§ **Given instruction**
From the entries below, copy every line holding the word "this".

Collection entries
════════════════════

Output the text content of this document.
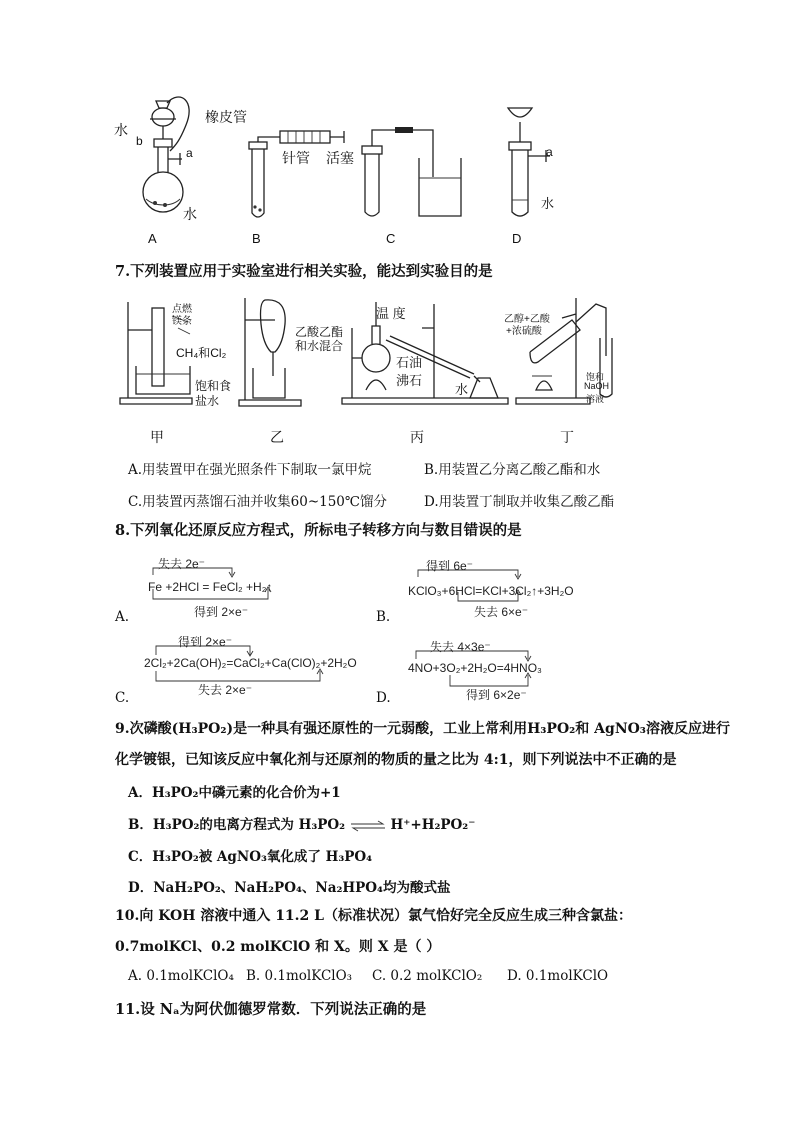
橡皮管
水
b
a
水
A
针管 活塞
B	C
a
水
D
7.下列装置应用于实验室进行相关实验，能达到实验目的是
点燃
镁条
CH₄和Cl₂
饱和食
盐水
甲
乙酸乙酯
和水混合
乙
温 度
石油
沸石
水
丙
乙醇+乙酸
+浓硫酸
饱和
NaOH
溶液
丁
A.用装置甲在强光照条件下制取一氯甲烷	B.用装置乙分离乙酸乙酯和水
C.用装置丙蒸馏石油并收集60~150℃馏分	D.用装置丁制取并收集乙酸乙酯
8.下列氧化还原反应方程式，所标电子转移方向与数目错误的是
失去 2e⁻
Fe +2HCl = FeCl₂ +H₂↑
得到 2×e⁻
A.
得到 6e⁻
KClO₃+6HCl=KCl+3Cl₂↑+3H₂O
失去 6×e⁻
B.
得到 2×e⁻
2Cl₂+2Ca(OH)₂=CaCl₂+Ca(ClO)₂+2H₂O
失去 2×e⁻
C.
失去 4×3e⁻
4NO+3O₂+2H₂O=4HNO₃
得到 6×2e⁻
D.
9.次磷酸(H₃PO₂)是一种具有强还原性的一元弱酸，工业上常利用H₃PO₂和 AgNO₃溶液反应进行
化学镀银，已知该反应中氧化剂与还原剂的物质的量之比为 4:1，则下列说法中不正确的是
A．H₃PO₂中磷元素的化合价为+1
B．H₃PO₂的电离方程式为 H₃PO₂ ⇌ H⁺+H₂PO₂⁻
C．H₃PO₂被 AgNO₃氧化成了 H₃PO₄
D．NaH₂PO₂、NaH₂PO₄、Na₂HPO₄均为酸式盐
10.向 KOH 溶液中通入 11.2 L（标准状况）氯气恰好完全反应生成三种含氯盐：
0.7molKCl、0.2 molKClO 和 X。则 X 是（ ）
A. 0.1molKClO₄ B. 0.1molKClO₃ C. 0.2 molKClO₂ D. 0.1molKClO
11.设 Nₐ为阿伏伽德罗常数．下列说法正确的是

════════════════════

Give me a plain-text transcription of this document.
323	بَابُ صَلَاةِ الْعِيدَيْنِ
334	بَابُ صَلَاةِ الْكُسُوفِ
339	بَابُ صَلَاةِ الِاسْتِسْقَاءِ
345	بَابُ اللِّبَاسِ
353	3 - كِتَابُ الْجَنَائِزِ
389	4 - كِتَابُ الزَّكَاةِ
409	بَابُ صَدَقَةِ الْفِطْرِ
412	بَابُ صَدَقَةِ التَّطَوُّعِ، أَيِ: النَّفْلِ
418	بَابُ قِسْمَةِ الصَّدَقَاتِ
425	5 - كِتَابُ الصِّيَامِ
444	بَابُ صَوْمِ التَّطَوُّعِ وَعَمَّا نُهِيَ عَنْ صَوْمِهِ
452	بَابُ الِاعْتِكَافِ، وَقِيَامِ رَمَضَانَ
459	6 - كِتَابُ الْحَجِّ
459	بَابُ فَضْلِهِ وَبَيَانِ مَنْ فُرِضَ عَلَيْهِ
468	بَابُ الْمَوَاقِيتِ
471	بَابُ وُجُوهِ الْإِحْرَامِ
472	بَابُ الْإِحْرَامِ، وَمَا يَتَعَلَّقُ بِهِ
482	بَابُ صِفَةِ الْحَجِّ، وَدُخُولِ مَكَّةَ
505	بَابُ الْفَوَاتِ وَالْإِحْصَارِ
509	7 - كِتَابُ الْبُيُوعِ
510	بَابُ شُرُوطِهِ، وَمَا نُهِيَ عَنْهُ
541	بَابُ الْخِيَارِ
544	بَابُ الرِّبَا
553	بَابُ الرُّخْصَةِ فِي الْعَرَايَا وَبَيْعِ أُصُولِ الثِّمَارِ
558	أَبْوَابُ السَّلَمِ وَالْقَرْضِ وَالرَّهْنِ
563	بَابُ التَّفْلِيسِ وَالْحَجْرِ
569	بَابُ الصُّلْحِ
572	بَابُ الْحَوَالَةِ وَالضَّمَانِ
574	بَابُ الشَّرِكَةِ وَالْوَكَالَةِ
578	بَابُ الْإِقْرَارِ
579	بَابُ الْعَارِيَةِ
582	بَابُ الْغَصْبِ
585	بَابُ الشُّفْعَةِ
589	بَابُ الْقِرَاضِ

════════════════════

§ **Exercise output**
Output the text content of this document.
Give me a plain-text transcription of this document.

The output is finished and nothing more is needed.